**Extracted data entries:**
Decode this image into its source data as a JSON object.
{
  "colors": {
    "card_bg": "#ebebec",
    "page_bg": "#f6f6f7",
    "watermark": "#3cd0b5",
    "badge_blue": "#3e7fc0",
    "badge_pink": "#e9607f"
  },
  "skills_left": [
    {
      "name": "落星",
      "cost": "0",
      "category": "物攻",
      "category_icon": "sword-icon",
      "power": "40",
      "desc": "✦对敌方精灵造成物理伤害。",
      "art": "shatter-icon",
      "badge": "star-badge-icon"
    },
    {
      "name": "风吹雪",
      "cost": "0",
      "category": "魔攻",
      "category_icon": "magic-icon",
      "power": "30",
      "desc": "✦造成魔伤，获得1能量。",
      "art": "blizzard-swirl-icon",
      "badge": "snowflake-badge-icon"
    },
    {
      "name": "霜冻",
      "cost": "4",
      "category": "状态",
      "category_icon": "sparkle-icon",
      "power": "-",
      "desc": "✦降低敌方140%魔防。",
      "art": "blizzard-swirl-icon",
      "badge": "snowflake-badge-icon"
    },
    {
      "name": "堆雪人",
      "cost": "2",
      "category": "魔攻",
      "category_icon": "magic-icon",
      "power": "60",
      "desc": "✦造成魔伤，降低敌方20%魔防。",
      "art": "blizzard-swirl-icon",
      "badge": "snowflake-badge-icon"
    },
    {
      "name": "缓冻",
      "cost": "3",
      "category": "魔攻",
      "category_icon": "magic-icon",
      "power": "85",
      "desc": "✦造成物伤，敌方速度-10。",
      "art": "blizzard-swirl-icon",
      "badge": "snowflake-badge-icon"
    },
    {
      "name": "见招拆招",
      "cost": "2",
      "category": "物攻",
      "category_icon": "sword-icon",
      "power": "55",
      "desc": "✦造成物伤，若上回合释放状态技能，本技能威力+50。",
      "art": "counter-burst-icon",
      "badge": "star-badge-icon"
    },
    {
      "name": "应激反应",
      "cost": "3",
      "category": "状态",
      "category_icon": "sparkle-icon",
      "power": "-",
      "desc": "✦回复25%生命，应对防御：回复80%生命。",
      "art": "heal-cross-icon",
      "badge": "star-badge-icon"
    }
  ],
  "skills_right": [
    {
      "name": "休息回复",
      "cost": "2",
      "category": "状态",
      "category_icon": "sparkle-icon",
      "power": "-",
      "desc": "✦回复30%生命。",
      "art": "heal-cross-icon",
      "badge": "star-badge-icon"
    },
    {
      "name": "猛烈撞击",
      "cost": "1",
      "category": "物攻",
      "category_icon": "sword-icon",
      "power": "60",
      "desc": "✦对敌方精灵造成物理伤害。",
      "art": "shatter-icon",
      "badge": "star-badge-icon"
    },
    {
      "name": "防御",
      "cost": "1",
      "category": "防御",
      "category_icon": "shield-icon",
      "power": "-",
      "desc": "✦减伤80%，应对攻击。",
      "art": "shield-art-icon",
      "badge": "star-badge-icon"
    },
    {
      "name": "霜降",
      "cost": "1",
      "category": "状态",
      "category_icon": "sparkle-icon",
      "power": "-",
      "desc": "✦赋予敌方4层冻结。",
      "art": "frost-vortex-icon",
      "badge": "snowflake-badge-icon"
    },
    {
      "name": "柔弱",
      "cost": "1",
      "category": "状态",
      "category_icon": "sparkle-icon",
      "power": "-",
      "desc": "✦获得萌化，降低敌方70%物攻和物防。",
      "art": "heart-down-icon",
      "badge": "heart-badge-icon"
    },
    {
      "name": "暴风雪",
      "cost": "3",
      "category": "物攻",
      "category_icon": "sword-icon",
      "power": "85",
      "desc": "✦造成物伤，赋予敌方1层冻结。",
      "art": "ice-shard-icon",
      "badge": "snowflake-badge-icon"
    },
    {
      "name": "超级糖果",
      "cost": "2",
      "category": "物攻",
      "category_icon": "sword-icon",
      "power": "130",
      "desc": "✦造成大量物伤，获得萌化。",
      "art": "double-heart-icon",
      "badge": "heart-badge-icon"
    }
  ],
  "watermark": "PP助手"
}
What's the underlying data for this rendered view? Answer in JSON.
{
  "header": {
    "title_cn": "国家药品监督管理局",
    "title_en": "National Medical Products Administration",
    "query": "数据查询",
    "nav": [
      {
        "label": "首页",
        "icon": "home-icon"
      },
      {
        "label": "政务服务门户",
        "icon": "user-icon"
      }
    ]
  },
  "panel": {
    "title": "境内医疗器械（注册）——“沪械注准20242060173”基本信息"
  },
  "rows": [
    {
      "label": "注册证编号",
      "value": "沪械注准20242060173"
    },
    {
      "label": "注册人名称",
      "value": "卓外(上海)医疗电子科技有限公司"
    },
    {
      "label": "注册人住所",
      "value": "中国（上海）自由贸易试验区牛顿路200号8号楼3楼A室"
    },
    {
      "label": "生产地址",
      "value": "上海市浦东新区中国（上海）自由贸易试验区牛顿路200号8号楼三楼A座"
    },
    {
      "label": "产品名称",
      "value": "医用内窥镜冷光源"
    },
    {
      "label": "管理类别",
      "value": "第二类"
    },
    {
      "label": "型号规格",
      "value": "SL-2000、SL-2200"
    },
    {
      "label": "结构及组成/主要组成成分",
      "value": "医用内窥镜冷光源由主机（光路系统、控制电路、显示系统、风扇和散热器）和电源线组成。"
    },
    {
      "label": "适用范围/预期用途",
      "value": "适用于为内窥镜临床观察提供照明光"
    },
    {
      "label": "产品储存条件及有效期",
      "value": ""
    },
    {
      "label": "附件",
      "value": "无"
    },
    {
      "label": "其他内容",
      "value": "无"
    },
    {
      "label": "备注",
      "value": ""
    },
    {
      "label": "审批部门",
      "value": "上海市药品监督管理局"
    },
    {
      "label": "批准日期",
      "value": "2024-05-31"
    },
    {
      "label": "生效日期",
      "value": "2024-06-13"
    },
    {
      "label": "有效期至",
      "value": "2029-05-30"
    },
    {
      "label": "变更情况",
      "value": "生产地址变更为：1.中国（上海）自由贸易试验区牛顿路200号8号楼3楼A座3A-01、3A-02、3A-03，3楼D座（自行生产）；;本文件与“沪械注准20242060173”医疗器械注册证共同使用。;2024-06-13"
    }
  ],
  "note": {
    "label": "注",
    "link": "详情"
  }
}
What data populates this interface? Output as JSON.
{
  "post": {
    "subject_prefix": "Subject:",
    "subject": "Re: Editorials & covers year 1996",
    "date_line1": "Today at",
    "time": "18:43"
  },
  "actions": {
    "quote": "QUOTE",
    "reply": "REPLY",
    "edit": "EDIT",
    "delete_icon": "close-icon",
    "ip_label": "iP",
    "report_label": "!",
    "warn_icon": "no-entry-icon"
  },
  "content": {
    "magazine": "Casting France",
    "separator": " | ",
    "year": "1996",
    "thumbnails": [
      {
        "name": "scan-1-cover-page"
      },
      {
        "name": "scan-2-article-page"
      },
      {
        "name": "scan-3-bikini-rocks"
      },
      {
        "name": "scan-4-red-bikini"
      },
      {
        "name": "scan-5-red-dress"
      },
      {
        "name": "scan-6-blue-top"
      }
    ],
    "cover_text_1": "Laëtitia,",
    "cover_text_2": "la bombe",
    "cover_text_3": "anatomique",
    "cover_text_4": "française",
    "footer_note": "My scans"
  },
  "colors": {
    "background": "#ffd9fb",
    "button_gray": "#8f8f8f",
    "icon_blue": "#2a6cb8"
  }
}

**Task brief:**
Go through the records above and set each one down exactly, please.

**Output of the exercise:**
Decode this image into its source data as a JSON object.
{
  "colors": {
    "card_bg": "#ebebec",
    "page_bg": "#f6f6f7",
    "watermark": "#3cd0b5",
    "badge_blue": "#3e7fc0",
    "badge_pink": "#e9607f"
  },
  "skills_left": [
    {
      "name": "落星",
      "cost": "0",
      "category": "物攻",
      "category_icon": "sword-icon",
      "power": "40",
      "desc": "✦对敌方精灵造成物理伤害。",
      "art": "shatter-icon",
      "badge": "star-badge-icon"
    },
    {
      "name": "风吹雪",
      "cost": "0",
      "category": "魔攻",
      "category_icon": "magic-icon",
      "power": "30",
      "desc": "✦造成魔伤，获得1能量。",
      "art": "blizzard-swirl-icon",
      "badge": "snowflake-badge-icon"
    },
    {
      "name": "霜冻",
      "cost": "4",
      "category": "状态",
      "category_icon": "sparkle-icon",
      "power": "-",
      "desc": "✦降低敌方140%魔防。",
      "art": "blizzard-swirl-icon",
      "badge": "snowflake-badge-icon"
    },
    {
      "name": "堆雪人",
      "cost": "2",
      "category": "魔攻",
      "category_icon": "magic-icon",
      "power": "60",
      "desc": "✦造成魔伤，降低敌方20%魔防。",
      "art": "blizzard-swirl-icon",
      "badge": "snowflake-badge-icon"
    },
    {
      "name": "缓冻",
      "cost": "3",
      "category": "魔攻",
      "category_icon": "magic-icon",
      "power": "85",
      "desc": "✦造成物伤，敌方速度-10。",
      "art": "blizzard-swirl-icon",
      "badge": "snowflake-badge-icon"
    },
    {
      "name": "见招拆招",
      "cost": "2",
      "category": "物攻",
      "category_icon": "sword-icon",
      "power": "55",
      "desc": "✦造成物伤，若上回合释放状态技能，本技能威力+50。",
      "art": "counter-burst-icon",
      "badge": "star-badge-icon"
    },
    {
      "name": "应激反应",
      "cost": "3",
      "category": "状态",
      "category_icon": "sparkle-icon",
      "power": "-",
      "desc": "✦回复25%生命，应对防御：回复80%生命。",
      "art": "heal-cross-icon",
      "badge": "star-badge-icon"
    }
  ],
  "skills_right": [
    {
      "name": "休息回复",
      "cost": "2",
      "category": "状态",
      "category_icon": "sparkle-icon",
      "power": "-",
      "desc": "✦回复30%生命。",
      "art": "heal-cross-icon",
      "badge": "star-badge-icon"
    },
    {
      "name": "猛烈撞击",
      "cost": "1",
      "category": "物攻",
      "category_icon": "sword-icon",
      "power": "60",
      "desc": "✦对敌方精灵造成物理伤害。",
      "art": "shatter-icon",
      "badge": "star-badge-icon"
    },
    {
      "name": "防御",
      "cost": "1",
      "category": "防御",
      "category_icon": "shield-icon",
      "power": "-",
      "desc": "✦减伤80%，应对攻击。",
      "art": "shield-art-icon",
      "badge": "star-badge-icon"
    },
    {
      "name": "霜降",
      "cost": "1",
      "category": "状态",
      "category_icon": "sparkle-icon",
      "power": "-",
      "desc": "✦赋予敌方4层冻结。",
      "art": "frost-vortex-icon",
      "badge": "snowflake-badge-icon"
    },
    {
      "name": "柔弱",
      "cost": "1",
      "category": "状态",
      "category_icon": "sparkle-icon",
      "power": "-",
      "desc": "✦获得萌化，降低敌方70%物攻和物防。",
      "art": "heart-down-icon",
      "badge": "heart-badge-icon"
    },
    {
      "name": "暴风雪",
      "cost": "3",
      "category": "物攻",
      "category_icon": "sword-icon",
      "power": "85",
      "desc": "✦造成物伤，赋予敌方1层冻结。",
      "art": "ice-shard-icon",
      "badge": "snowflake-badge-icon"
    },
    {
      "name": "超级糖果",
      "cost": "2",
      "category": "物攻",
      "category_icon": "sword-icon",
      "power": "130",
      "desc": "✦造成大量物伤，获得萌化。",
      "art": "double-heart-icon",
      "badge": "heart-badge-icon"
    }
  ],
  "watermark": "PP助手"
}
What's the underlying data for this rendered view? Answer in JSON.
{
  "header": {
    "title_cn": "国家药品监督管理局",
    "title_en": "National Medical Products Administration",
    "query": "数据查询",
    "nav": [
      {
        "label": "首页",
        "icon": "home-icon"
      },
      {
        "label": "政务服务门户",
        "icon": "user-icon"
      }
    ]
  },
  "panel": {
    "title": "境内医疗器械（注册）——“沪械注准20242060173”基本信息"
  },
  "rows": [
    {
      "label": "注册证编号",
      "value": "沪械注准20242060173"
    },
    {
      "label": "注册人名称",
      "value": "卓外(上海)医疗电子科技有限公司"
    },
    {
      "label": "注册人住所",
      "value": "中国（上海）自由贸易试验区牛顿路200号8号楼3楼A室"
    },
    {
      "label": "生产地址",
      "value": "上海市浦东新区中国（上海）自由贸易试验区牛顿路200号8号楼三楼A座"
    },
    {
      "label": "产品名称",
      "value": "医用内窥镜冷光源"
    },
    {
      "label": "管理类别",
      "value": "第二类"
    },
    {
      "label": "型号规格",
      "value": "SL-2000、SL-2200"
    },
    {
      "label": "结构及组成/主要组成成分",
      "value": "医用内窥镜冷光源由主机（光路系统、控制电路、显示系统、风扇和散热器）和电源线组成。"
    },
    {
      "label": "适用范围/预期用途",
      "value": "适用于为内窥镜临床观察提供照明光"
    },
    {
      "label": "产品储存条件及有效期",
      "value": ""
    },
    {
      "label": "附件",
      "value": "无"
    },
    {
      "label": "其他内容",
      "value": "无"
    },
    {
      "label": "备注",
      "value": ""
    },
    {
      "label": "审批部门",
      "value": "上海市药品监督管理局"
    },
    {
      "label": "批准日期",
      "value": "2024-05-31"
    },
    {
      "label": "生效日期",
      "value": "2024-06-13"
    },
    {
      "label": "有效期至",
      "value": "2029-05-30"
    },
    {
      "label": "变更情况",
      "value": "生产地址变更为：1.中国（上海）自由贸易试验区牛顿路200号8号楼3楼A座3A-01、3A-02、3A-03，3楼D座（自行生产）；;本文件与“沪械注准20242060173”医疗器械注册证共同使用。;2024-06-13"
    }
  ],
  "note": {
    "label": "注",
    "link": "详情"
  }
}
What data populates this interface? Output as JSON.
{
  "post": {
    "subject_prefix": "Subject:",
    "subject": "Re: Editorials & covers year 1996",
    "date_line1": "Today at",
    "time": "18:43"
  },
  "actions": {
    "quote": "QUOTE",
    "reply": "REPLY",
    "edit": "EDIT",
    "delete_icon": "close-icon",
    "ip_label": "iP",
    "report_label": "!",
    "warn_icon": "no-entry-icon"
  },
  "content": {
    "magazine": "Casting France",
    "separator": " | ",
    "year": "1996",
    "thumbnails": [
      {
        "name": "scan-1-cover-page"
      },
      {
        "name": "scan-2-article-page"
      },
      {
        "name": "scan-3-bikini-rocks"
      },
      {
        "name": "scan-4-red-bikini"
      },
      {
        "name": "scan-5-red-dress"
      },
      {
        "name": "scan-6-blue-top"
      }
    ],
    "cover_text_1": "Laëtitia,",
    "cover_text_2": "la bombe",
    "cover_text_3": "anatomique",
    "cover_text_4": "française",
    "footer_note": "My scans"
  },
  "colors": {
    "background": "#ffd9fb",
    "button_gray": "#8f8f8f",
    "icon_blue": "#2a6cb8"
  }
}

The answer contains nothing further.